Return all of the data exactly, with nothing left out but the pictures.

Rows from a dataset
-*-*-

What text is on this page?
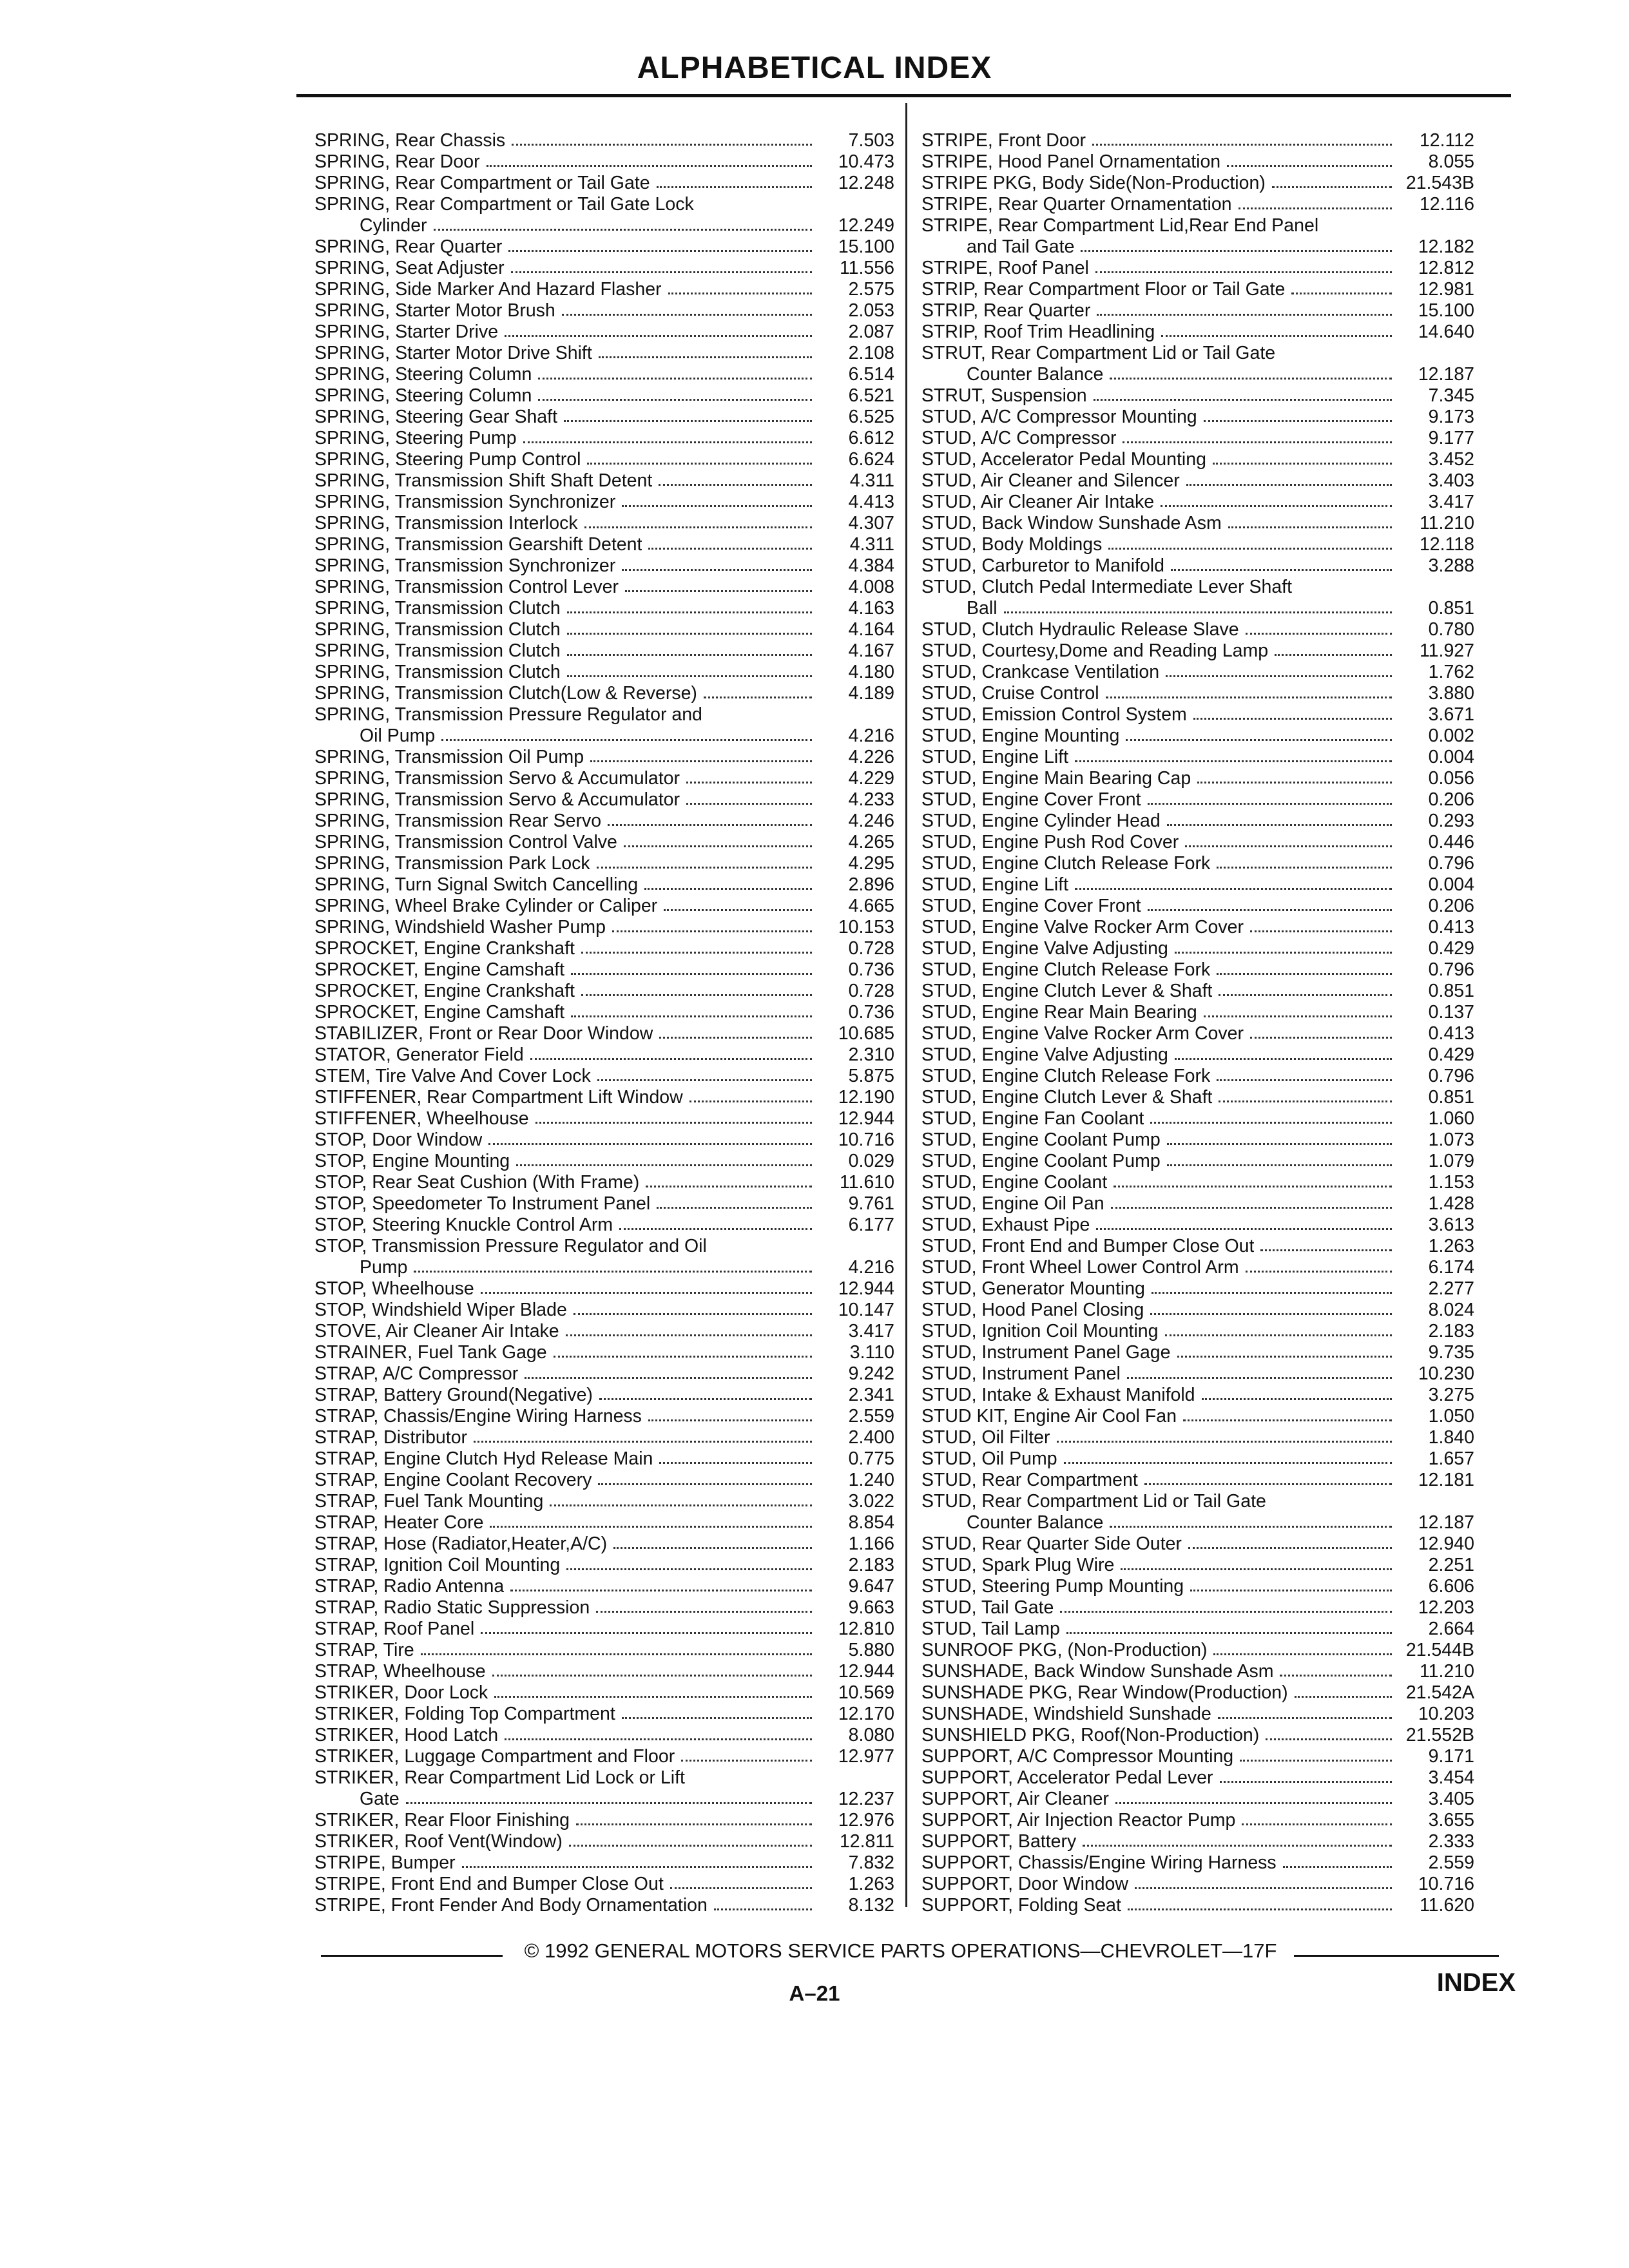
ALPHABETICAL INDEX
SPRING, Rear Chassis	7.503
SPRING, Rear Door	10.473
SPRING, Rear Compartment or Tail Gate	12.248
SPRING, Rear Compartment or Tail Gate Lock
Cylinder	12.249
SPRING, Rear Quarter	15.100
SPRING, Seat Adjuster	11.556
SPRING, Side Marker And Hazard Flasher	2.575
SPRING, Starter Motor Brush	2.053
SPRING, Starter Drive	2.087
SPRING, Starter Motor Drive Shift	2.108
SPRING, Steering Column	6.514
SPRING, Steering Column	6.521
SPRING, Steering Gear Shaft	6.525
SPRING, Steering Pump	6.612
SPRING, Steering Pump Control	6.624
SPRING, Transmission Shift Shaft Detent	4.311
SPRING, Transmission Synchronizer	4.413
SPRING, Transmission Interlock	4.307
SPRING, Transmission Gearshift Detent	4.311
SPRING, Transmission Synchronizer	4.384
SPRING, Transmission Control Lever	4.008
SPRING, Transmission Clutch	4.163
SPRING, Transmission Clutch	4.164
SPRING, Transmission Clutch	4.167
SPRING, Transmission Clutch	4.180
SPRING, Transmission Clutch(Low & Reverse)	4.189
SPRING, Transmission Pressure Regulator and
Oil Pump	4.216
SPRING, Transmission Oil Pump	4.226
SPRING, Transmission Servo & Accumulator	4.229
SPRING, Transmission Servo & Accumulator	4.233
SPRING, Transmission Rear Servo	4.246
SPRING, Transmission Control Valve	4.265
SPRING, Transmission Park Lock	4.295
SPRING, Turn Signal Switch Cancelling	2.896
SPRING, Wheel Brake Cylinder or Caliper	4.665
SPRING, Windshield Washer Pump	10.153
SPROCKET, Engine Crankshaft	0.728
SPROCKET, Engine Camshaft	0.736
SPROCKET, Engine Crankshaft	0.728
SPROCKET, Engine Camshaft	0.736
STABILIZER, Front or Rear Door Window	10.685
STATOR, Generator Field	2.310
STEM, Tire Valve And Cover Lock	5.875
STIFFENER, Rear Compartment Lift Window	12.190
STIFFENER, Wheelhouse	12.944
STOP, Door Window	10.716
STOP, Engine Mounting	0.029
STOP, Rear Seat Cushion (With Frame)	11.610
STOP, Speedometer To Instrument Panel	9.761
STOP, Steering Knuckle Control Arm	6.177
STOP, Transmission Pressure Regulator and Oil
Pump	4.216
STOP, Wheelhouse	12.944
STOP, Windshield Wiper Blade	10.147
STOVE, Air Cleaner Air Intake	3.417
STRAINER, Fuel Tank Gage	3.110
STRAP, A/C Compressor	9.242
STRAP, Battery Ground(Negative)	2.341
STRAP, Chassis/Engine Wiring Harness	2.559
STRAP, Distributor	2.400
STRAP, Engine Clutch Hyd Release Main	0.775
STRAP, Engine Coolant Recovery	1.240
STRAP, Fuel Tank Mounting	3.022
STRAP, Heater Core	8.854
STRAP, Hose (Radiator,Heater,A/C)	1.166
STRAP, Ignition Coil Mounting	2.183
STRAP, Radio Antenna	9.647
STRAP, Radio Static Suppression	9.663
STRAP, Roof Panel	12.810
STRAP, Tire	5.880
STRAP, Wheelhouse	12.944
STRIKER, Door Lock	10.569
STRIKER, Folding Top Compartment	12.170
STRIKER, Hood Latch	8.080
STRIKER, Luggage Compartment and Floor	12.977
STRIKER, Rear Compartment Lid Lock or Lift
Gate	12.237
STRIKER, Rear Floor Finishing	12.976
STRIKER, Roof Vent(Window)	12.811
STRIPE, Bumper	7.832
STRIPE, Front End and Bumper Close Out	1.263
STRIPE, Front Fender And Body Ornamentation	8.132
STRIPE, Front Door	12.112
STRIPE, Hood Panel Ornamentation	8.055
STRIPE PKG, Body Side(Non-Production)	21.543B
STRIPE, Rear Quarter Ornamentation	12.116
STRIPE, Rear Compartment Lid,Rear End Panel
and Tail Gate	12.182
STRIPE, Roof Panel	12.812
STRIP, Rear Compartment Floor or Tail Gate	12.981
STRIP, Rear Quarter	15.100
STRIP, Roof Trim Headlining	14.640
STRUT, Rear Compartment Lid or Tail Gate
Counter Balance	12.187
STRUT, Suspension	7.345
STUD, A/C Compressor Mounting	9.173
STUD, A/C Compressor	9.177
STUD, Accelerator Pedal Mounting	3.452
STUD, Air Cleaner and Silencer	3.403
STUD, Air Cleaner Air Intake	3.417
STUD, Back Window Sunshade Asm	11.210
STUD, Body Moldings	12.118
STUD, Carburetor to Manifold	3.288
STUD, Clutch Pedal Intermediate Lever Shaft
Ball	0.851
STUD, Clutch Hydraulic Release Slave	0.780
STUD, Courtesy,Dome and Reading Lamp	11.927
STUD, Crankcase Ventilation	1.762
STUD, Cruise Control	3.880
STUD, Emission Control System	3.671
STUD, Engine Mounting	0.002
STUD, Engine Lift	0.004
STUD, Engine Main Bearing Cap	0.056
STUD, Engine Cover Front	0.206
STUD, Engine Cylinder Head	0.293
STUD, Engine Push Rod Cover	0.446
STUD, Engine Clutch Release Fork	0.796
STUD, Engine Lift	0.004
STUD, Engine Cover Front	0.206
STUD, Engine Valve Rocker Arm Cover	0.413
STUD, Engine Valve Adjusting	0.429
STUD, Engine Clutch Release Fork	0.796
STUD, Engine Clutch Lever & Shaft	0.851
STUD, Engine Rear Main Bearing	0.137
STUD, Engine Valve Rocker Arm Cover	0.413
STUD, Engine Valve Adjusting	0.429
STUD, Engine Clutch Release Fork	0.796
STUD, Engine Clutch Lever & Shaft	0.851
STUD, Engine Fan Coolant	1.060
STUD, Engine Coolant Pump	1.073
STUD, Engine Coolant Pump	1.079
STUD, Engine Coolant	1.153
STUD, Engine Oil Pan	1.428
STUD, Exhaust Pipe	3.613
STUD, Front End and Bumper Close Out	1.263
STUD, Front Wheel Lower Control Arm	6.174
STUD, Generator Mounting	2.277
STUD, Hood Panel Closing	8.024
STUD, Ignition Coil Mounting	2.183
STUD, Instrument Panel Gage	9.735
STUD, Instrument Panel	10.230
STUD, Intake & Exhaust Manifold	3.275
STUD KIT, Engine Air Cool Fan	1.050
STUD, Oil Filter	1.840
STUD, Oil Pump	1.657
STUD, Rear Compartment	12.181
STUD, Rear Compartment Lid or Tail Gate
Counter Balance	12.187
STUD, Rear Quarter Side Outer	12.940
STUD, Spark Plug Wire	2.251
STUD, Steering Pump Mounting	6.606
STUD, Tail Gate	12.203
STUD, Tail Lamp	2.664
SUNROOF PKG, (Non-Production)	21.544B
SUNSHADE, Back Window Sunshade Asm	11.210
SUNSHADE PKG, Rear Window(Production)	21.542A
SUNSHADE, Windshield Sunshade	10.203
SUNSHIELD PKG, Roof(Non-Production)	21.552B
SUPPORT, A/C Compressor Mounting	9.171
SUPPORT, Accelerator Pedal Lever	3.454
SUPPORT, Air Cleaner	3.405
SUPPORT, Air Injection Reactor Pump	3.655
SUPPORT, Battery	2.333
SUPPORT, Chassis/Engine Wiring Harness	2.559
SUPPORT, Door Window	10.716
SUPPORT, Folding Seat	11.620
© 1992 GENERAL MOTORS SERVICE PARTS OPERATIONS—CHEVROLET—17F
A–21	INDEX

-*-*-

**Full solution**
What text is on this page?
ALPHABETICAL INDEX
SPRING, Rear Chassis	7.503
SPRING, Rear Door	10.473
SPRING, Rear Compartment or Tail Gate	12.248
SPRING, Rear Compartment or Tail Gate Lock
Cylinder	12.249
SPRING, Rear Quarter	15.100
SPRING, Seat Adjuster	11.556
SPRING, Side Marker And Hazard Flasher	2.575
SPRING, Starter Motor Brush	2.053
SPRING, Starter Drive	2.087
SPRING, Starter Motor Drive Shift	2.108
SPRING, Steering Column	6.514
SPRING, Steering Column	6.521
SPRING, Steering Gear Shaft	6.525
SPRING, Steering Pump	6.612
SPRING, Steering Pump Control	6.624
SPRING, Transmission Shift Shaft Detent	4.311
SPRING, Transmission Synchronizer	4.413
SPRING, Transmission Interlock	4.307
SPRING, Transmission Gearshift Detent	4.311
SPRING, Transmission Synchronizer	4.384
SPRING, Transmission Control Lever	4.008
SPRING, Transmission Clutch	4.163
SPRING, Transmission Clutch	4.164
SPRING, Transmission Clutch	4.167
SPRING, Transmission Clutch	4.180
SPRING, Transmission Clutch(Low & Reverse)	4.189
SPRING, Transmission Pressure Regulator and
Oil Pump	4.216
SPRING, Transmission Oil Pump	4.226
SPRING, Transmission Servo & Accumulator	4.229
SPRING, Transmission Servo & Accumulator	4.233
SPRING, Transmission Rear Servo	4.246
SPRING, Transmission Control Valve	4.265
SPRING, Transmission Park Lock	4.295
SPRING, Turn Signal Switch Cancelling	2.896
SPRING, Wheel Brake Cylinder or Caliper	4.665
SPRING, Windshield Washer Pump	10.153
SPROCKET, Engine Crankshaft	0.728
SPROCKET, Engine Camshaft	0.736
SPROCKET, Engine Crankshaft	0.728
SPROCKET, Engine Camshaft	0.736
STABILIZER, Front or Rear Door Window	10.685
STATOR, Generator Field	2.310
STEM, Tire Valve And Cover Lock	5.875
STIFFENER, Rear Compartment Lift Window	12.190
STIFFENER, Wheelhouse	12.944
STOP, Door Window	10.716
STOP, Engine Mounting	0.029
STOP, Rear Seat Cushion (With Frame)	11.610
STOP, Speedometer To Instrument Panel	9.761
STOP, Steering Knuckle Control Arm	6.177
STOP, Transmission Pressure Regulator and Oil
Pump	4.216
STOP, Wheelhouse	12.944
STOP, Windshield Wiper Blade	10.147
STOVE, Air Cleaner Air Intake	3.417
STRAINER, Fuel Tank Gage	3.110
STRAP, A/C Compressor	9.242
STRAP, Battery Ground(Negative)	2.341
STRAP, Chassis/Engine Wiring Harness	2.559
STRAP, Distributor	2.400
STRAP, Engine Clutch Hyd Release Main	0.775
STRAP, Engine Coolant Recovery	1.240
STRAP, Fuel Tank Mounting	3.022
STRAP, Heater Core	8.854
STRAP, Hose (Radiator,Heater,A/C)	1.166
STRAP, Ignition Coil Mounting	2.183
STRAP, Radio Antenna	9.647
STRAP, Radio Static Suppression	9.663
STRAP, Roof Panel	12.810
STRAP, Tire	5.880
STRAP, Wheelhouse	12.944
STRIKER, Door Lock	10.569
STRIKER, Folding Top Compartment	12.170
STRIKER, Hood Latch	8.080
STRIKER, Luggage Compartment and Floor	12.977
STRIKER, Rear Compartment Lid Lock or Lift
Gate	12.237
STRIKER, Rear Floor Finishing	12.976
STRIKER, Roof Vent(Window)	12.811
STRIPE, Bumper	7.832
STRIPE, Front End and Bumper Close Out	1.263
STRIPE, Front Fender And Body Ornamentation	8.132
STRIPE, Front Door	12.112
STRIPE, Hood Panel Ornamentation	8.055
STRIPE PKG, Body Side(Non-Production)	21.543B
STRIPE, Rear Quarter Ornamentation	12.116
STRIPE, Rear Compartment Lid,Rear End Panel
and Tail Gate	12.182
STRIPE, Roof Panel	12.812
STRIP, Rear Compartment Floor or Tail Gate	12.981
STRIP, Rear Quarter	15.100
STRIP, Roof Trim Headlining	14.640
STRUT, Rear Compartment Lid or Tail Gate
Counter Balance	12.187
STRUT, Suspension	7.345
STUD, A/C Compressor Mounting	9.173
STUD, A/C Compressor	9.177
STUD, Accelerator Pedal Mounting	3.452
STUD, Air Cleaner and Silencer	3.403
STUD, Air Cleaner Air Intake	3.417
STUD, Back Window Sunshade Asm	11.210
STUD, Body Moldings	12.118
STUD, Carburetor to Manifold	3.288
STUD, Clutch Pedal Intermediate Lever Shaft
Ball	0.851
STUD, Clutch Hydraulic Release Slave	0.780
STUD, Courtesy,Dome and Reading Lamp	11.927
STUD, Crankcase Ventilation	1.762
STUD, Cruise Control	3.880
STUD, Emission Control System	3.671
STUD, Engine Mounting	0.002
STUD, Engine Lift	0.004
STUD, Engine Main Bearing Cap	0.056
STUD, Engine Cover Front	0.206
STUD, Engine Cylinder Head	0.293
STUD, Engine Push Rod Cover	0.446
STUD, Engine Clutch Release Fork	0.796
STUD, Engine Lift	0.004
STUD, Engine Cover Front	0.206
STUD, Engine Valve Rocker Arm Cover	0.413
STUD, Engine Valve Adjusting	0.429
STUD, Engine Clutch Release Fork	0.796
STUD, Engine Clutch Lever & Shaft	0.851
STUD, Engine Rear Main Bearing	0.137
STUD, Engine Valve Rocker Arm Cover	0.413
STUD, Engine Valve Adjusting	0.429
STUD, Engine Clutch Release Fork	0.796
STUD, Engine Clutch Lever & Shaft	0.851
STUD, Engine Fan Coolant	1.060
STUD, Engine Coolant Pump	1.073
STUD, Engine Coolant Pump	1.079
STUD, Engine Coolant	1.153
STUD, Engine Oil Pan	1.428
STUD, Exhaust Pipe	3.613
STUD, Front End and Bumper Close Out	1.263
STUD, Front Wheel Lower Control Arm	6.174
STUD, Generator Mounting	2.277
STUD, Hood Panel Closing	8.024
STUD, Ignition Coil Mounting	2.183
STUD, Instrument Panel Gage	9.735
STUD, Instrument Panel	10.230
STUD, Intake & Exhaust Manifold	3.275
STUD KIT, Engine Air Cool Fan	1.050
STUD, Oil Filter	1.840
STUD, Oil Pump	1.657
STUD, Rear Compartment	12.181
STUD, Rear Compartment Lid or Tail Gate
Counter Balance	12.187
STUD, Rear Quarter Side Outer	12.940
STUD, Spark Plug Wire	2.251
STUD, Steering Pump Mounting	6.606
STUD, Tail Gate	12.203
STUD, Tail Lamp	2.664
SUNROOF PKG, (Non-Production)	21.544B
SUNSHADE, Back Window Sunshade Asm	11.210
SUNSHADE PKG, Rear Window(Production)	21.542A
SUNSHADE, Windshield Sunshade	10.203
SUNSHIELD PKG, Roof(Non-Production)	21.552B
SUPPORT, A/C Compressor Mounting	9.171
SUPPORT, Accelerator Pedal Lever	3.454
SUPPORT, Air Cleaner	3.405
SUPPORT, Air Injection Reactor Pump	3.655
SUPPORT, Battery	2.333
SUPPORT, Chassis/Engine Wiring Harness	2.559
SUPPORT, Door Window	10.716
SUPPORT, Folding Seat	11.620
© 1992 GENERAL MOTORS SERVICE PARTS OPERATIONS—CHEVROLET—17F
A–21	INDEX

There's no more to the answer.